Collected data entries:
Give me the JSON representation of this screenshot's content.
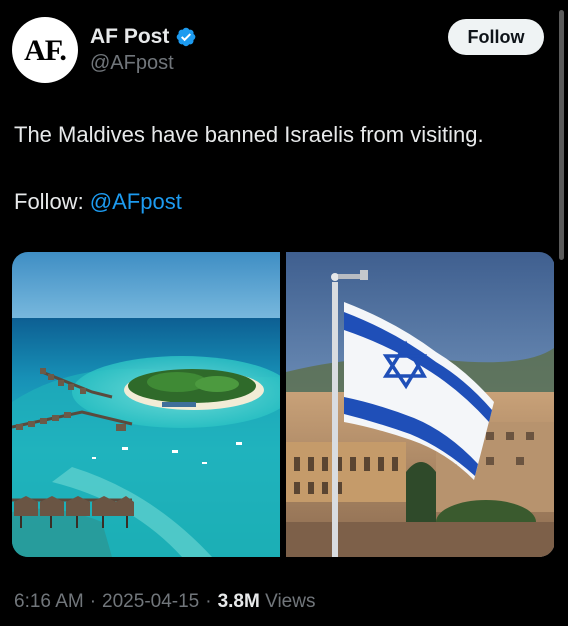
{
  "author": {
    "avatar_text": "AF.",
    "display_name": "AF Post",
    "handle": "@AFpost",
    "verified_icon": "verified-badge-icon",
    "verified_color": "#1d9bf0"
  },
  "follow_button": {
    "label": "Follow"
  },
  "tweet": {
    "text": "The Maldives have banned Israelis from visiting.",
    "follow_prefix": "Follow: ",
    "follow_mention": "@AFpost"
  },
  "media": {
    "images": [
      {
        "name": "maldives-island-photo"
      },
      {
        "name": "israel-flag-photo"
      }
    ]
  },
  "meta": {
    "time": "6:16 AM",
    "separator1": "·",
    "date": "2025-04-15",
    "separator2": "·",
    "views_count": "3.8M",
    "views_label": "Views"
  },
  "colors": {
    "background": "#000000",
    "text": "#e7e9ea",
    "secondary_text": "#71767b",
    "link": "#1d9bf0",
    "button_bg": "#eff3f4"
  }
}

Exercise brief:
The records above must be printed exactly; the pictures stay out.

Finished answer:
Give me the JSON representation of this screenshot's content.
{
  "author": {
    "avatar_text": "AF.",
    "display_name": "AF Post",
    "handle": "@AFpost",
    "verified_icon": "verified-badge-icon",
    "verified_color": "#1d9bf0"
  },
  "follow_button": {
    "label": "Follow"
  },
  "tweet": {
    "text": "The Maldives have banned Israelis from visiting.",
    "follow_prefix": "Follow: ",
    "follow_mention": "@AFpost"
  },
  "media": {
    "images": [
      {
        "name": "maldives-island-photo"
      },
      {
        "name": "israel-flag-photo"
      }
    ]
  },
  "meta": {
    "time": "6:16 AM",
    "separator1": "·",
    "date": "2025-04-15",
    "separator2": "·",
    "views_count": "3.8M",
    "views_label": "Views"
  },
  "colors": {
    "background": "#000000",
    "text": "#e7e9ea",
    "secondary_text": "#71767b",
    "link": "#1d9bf0",
    "button_bg": "#eff3f4"
  }
}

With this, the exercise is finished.